START

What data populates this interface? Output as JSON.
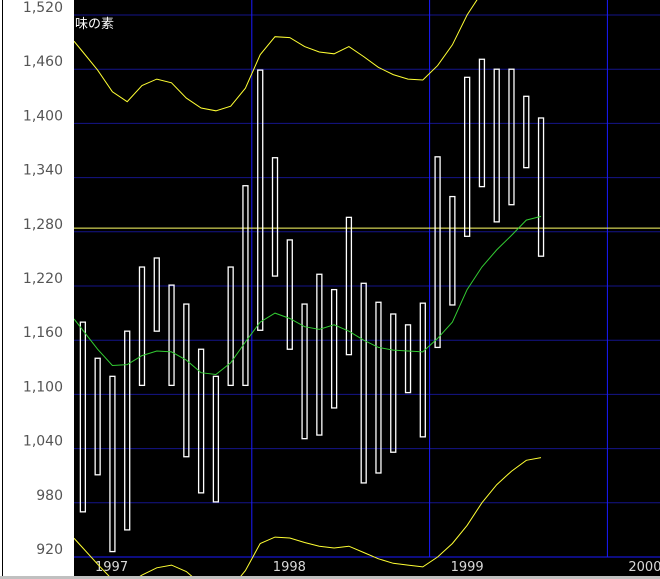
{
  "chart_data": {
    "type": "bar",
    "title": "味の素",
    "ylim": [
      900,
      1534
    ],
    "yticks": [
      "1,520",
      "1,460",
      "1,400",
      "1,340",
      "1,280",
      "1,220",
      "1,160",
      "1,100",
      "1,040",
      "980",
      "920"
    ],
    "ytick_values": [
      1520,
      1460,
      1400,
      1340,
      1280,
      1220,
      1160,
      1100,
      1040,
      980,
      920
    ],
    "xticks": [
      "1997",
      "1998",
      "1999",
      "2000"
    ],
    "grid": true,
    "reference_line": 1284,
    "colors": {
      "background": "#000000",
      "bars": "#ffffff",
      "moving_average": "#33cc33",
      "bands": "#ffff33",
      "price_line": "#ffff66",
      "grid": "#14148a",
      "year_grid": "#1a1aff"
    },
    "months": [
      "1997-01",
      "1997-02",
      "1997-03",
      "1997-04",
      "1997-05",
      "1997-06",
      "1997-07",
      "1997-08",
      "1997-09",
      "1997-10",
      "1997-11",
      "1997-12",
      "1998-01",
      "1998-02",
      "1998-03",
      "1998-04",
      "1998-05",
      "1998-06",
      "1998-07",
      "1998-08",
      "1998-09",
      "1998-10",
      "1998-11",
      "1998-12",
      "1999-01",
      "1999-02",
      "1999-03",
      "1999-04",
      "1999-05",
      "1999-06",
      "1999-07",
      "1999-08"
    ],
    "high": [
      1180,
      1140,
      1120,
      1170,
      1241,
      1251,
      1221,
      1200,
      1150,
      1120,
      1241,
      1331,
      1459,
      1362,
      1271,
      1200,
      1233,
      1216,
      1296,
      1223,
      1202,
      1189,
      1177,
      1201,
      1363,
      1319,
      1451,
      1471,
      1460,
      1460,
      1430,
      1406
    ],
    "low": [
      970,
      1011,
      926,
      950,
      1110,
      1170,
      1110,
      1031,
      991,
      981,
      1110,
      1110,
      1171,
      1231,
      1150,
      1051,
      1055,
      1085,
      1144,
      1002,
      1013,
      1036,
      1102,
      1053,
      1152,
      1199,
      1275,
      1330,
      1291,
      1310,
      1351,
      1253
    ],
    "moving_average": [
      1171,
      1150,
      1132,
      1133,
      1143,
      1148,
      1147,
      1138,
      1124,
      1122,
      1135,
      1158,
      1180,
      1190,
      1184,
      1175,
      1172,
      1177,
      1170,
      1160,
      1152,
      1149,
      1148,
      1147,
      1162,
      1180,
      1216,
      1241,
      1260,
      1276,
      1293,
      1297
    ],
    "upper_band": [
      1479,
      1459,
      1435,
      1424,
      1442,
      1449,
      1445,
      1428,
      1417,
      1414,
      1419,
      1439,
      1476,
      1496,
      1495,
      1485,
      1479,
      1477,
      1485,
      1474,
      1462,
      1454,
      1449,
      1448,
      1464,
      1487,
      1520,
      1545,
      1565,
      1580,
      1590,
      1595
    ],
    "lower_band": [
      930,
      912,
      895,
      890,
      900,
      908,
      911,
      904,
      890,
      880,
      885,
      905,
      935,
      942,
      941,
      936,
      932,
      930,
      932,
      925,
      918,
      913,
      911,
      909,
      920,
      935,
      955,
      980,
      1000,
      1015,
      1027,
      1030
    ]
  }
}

END

Return the listing above in full and without alteration, excluding its pictures.

What data populates this interface? Output as JSON.
{
  "chart_data": {
    "type": "bar",
    "title": "味の素",
    "ylim": [
      900,
      1534
    ],
    "yticks": [
      "1,520",
      "1,460",
      "1,400",
      "1,340",
      "1,280",
      "1,220",
      "1,160",
      "1,100",
      "1,040",
      "980",
      "920"
    ],
    "ytick_values": [
      1520,
      1460,
      1400,
      1340,
      1280,
      1220,
      1160,
      1100,
      1040,
      980,
      920
    ],
    "xticks": [
      "1997",
      "1998",
      "1999",
      "2000"
    ],
    "grid": true,
    "reference_line": 1284,
    "colors": {
      "background": "#000000",
      "bars": "#ffffff",
      "moving_average": "#33cc33",
      "bands": "#ffff33",
      "price_line": "#ffff66",
      "grid": "#14148a",
      "year_grid": "#1a1aff"
    },
    "months": [
      "1997-01",
      "1997-02",
      "1997-03",
      "1997-04",
      "1997-05",
      "1997-06",
      "1997-07",
      "1997-08",
      "1997-09",
      "1997-10",
      "1997-11",
      "1997-12",
      "1998-01",
      "1998-02",
      "1998-03",
      "1998-04",
      "1998-05",
      "1998-06",
      "1998-07",
      "1998-08",
      "1998-09",
      "1998-10",
      "1998-11",
      "1998-12",
      "1999-01",
      "1999-02",
      "1999-03",
      "1999-04",
      "1999-05",
      "1999-06",
      "1999-07",
      "1999-08"
    ],
    "high": [
      1180,
      1140,
      1120,
      1170,
      1241,
      1251,
      1221,
      1200,
      1150,
      1120,
      1241,
      1331,
      1459,
      1362,
      1271,
      1200,
      1233,
      1216,
      1296,
      1223,
      1202,
      1189,
      1177,
      1201,
      1363,
      1319,
      1451,
      1471,
      1460,
      1460,
      1430,
      1406
    ],
    "low": [
      970,
      1011,
      926,
      950,
      1110,
      1170,
      1110,
      1031,
      991,
      981,
      1110,
      1110,
      1171,
      1231,
      1150,
      1051,
      1055,
      1085,
      1144,
      1002,
      1013,
      1036,
      1102,
      1053,
      1152,
      1199,
      1275,
      1330,
      1291,
      1310,
      1351,
      1253
    ],
    "moving_average": [
      1171,
      1150,
      1132,
      1133,
      1143,
      1148,
      1147,
      1138,
      1124,
      1122,
      1135,
      1158,
      1180,
      1190,
      1184,
      1175,
      1172,
      1177,
      1170,
      1160,
      1152,
      1149,
      1148,
      1147,
      1162,
      1180,
      1216,
      1241,
      1260,
      1276,
      1293,
      1297
    ],
    "upper_band": [
      1479,
      1459,
      1435,
      1424,
      1442,
      1449,
      1445,
      1428,
      1417,
      1414,
      1419,
      1439,
      1476,
      1496,
      1495,
      1485,
      1479,
      1477,
      1485,
      1474,
      1462,
      1454,
      1449,
      1448,
      1464,
      1487,
      1520,
      1545,
      1565,
      1580,
      1590,
      1595
    ],
    "lower_band": [
      930,
      912,
      895,
      890,
      900,
      908,
      911,
      904,
      890,
      880,
      885,
      905,
      935,
      942,
      941,
      936,
      932,
      930,
      932,
      925,
      918,
      913,
      911,
      909,
      920,
      935,
      955,
      980,
      1000,
      1015,
      1027,
      1030
    ]
  }
}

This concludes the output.